→ REQUEST: Identify the lines that contain the word "artist" and copy each one.
———
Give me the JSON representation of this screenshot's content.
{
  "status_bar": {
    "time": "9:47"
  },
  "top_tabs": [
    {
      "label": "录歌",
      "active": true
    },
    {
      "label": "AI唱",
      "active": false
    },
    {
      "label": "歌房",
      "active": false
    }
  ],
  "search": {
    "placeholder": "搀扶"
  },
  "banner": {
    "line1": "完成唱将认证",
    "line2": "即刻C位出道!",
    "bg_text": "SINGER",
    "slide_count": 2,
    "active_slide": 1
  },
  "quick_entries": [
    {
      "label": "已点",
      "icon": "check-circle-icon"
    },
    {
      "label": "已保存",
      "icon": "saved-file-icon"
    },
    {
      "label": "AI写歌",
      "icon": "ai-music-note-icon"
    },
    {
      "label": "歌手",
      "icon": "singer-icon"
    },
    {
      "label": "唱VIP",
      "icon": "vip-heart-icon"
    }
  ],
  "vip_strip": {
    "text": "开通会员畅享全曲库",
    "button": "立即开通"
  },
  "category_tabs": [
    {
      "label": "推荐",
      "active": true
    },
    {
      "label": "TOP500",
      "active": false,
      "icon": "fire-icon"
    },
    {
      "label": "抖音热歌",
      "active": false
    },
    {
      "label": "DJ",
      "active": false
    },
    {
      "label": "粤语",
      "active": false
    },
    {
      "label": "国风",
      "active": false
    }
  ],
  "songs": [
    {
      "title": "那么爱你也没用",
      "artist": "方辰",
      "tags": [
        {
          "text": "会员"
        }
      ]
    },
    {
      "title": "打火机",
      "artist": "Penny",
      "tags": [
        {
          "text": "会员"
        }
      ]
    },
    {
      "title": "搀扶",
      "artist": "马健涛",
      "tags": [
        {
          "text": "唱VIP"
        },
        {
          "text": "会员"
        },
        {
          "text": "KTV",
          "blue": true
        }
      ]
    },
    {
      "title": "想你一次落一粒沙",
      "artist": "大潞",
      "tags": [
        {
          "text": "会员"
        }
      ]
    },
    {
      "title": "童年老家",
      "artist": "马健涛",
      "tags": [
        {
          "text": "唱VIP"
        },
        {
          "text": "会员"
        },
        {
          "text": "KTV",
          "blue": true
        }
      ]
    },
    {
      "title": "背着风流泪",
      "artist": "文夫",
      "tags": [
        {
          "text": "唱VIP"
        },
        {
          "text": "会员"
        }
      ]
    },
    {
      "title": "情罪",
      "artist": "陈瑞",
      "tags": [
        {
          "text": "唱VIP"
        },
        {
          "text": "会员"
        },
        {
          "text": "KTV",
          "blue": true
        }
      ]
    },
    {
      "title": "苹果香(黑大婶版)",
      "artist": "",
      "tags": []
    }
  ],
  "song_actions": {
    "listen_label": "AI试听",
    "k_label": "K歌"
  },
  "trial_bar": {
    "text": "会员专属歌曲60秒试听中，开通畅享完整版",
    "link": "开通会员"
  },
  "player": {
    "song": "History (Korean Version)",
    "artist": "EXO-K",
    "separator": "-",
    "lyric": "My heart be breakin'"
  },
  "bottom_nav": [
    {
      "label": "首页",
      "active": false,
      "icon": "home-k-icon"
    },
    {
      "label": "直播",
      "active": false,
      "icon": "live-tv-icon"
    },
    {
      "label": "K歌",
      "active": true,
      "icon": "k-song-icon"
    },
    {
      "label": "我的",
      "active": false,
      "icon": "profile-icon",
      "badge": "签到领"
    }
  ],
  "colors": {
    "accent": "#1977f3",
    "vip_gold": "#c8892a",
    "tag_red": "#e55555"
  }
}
———
→ WRITTEN ANSWER:
      "artist": "方辰",
      "artist": "Penny",
      "artist": "马健涛",
      "artist": "大潞",
      "artist": "马健涛",
      "artist": "文夫",
      "artist": "陈瑞",
      "artist": "",
    "artist": "EXO-K",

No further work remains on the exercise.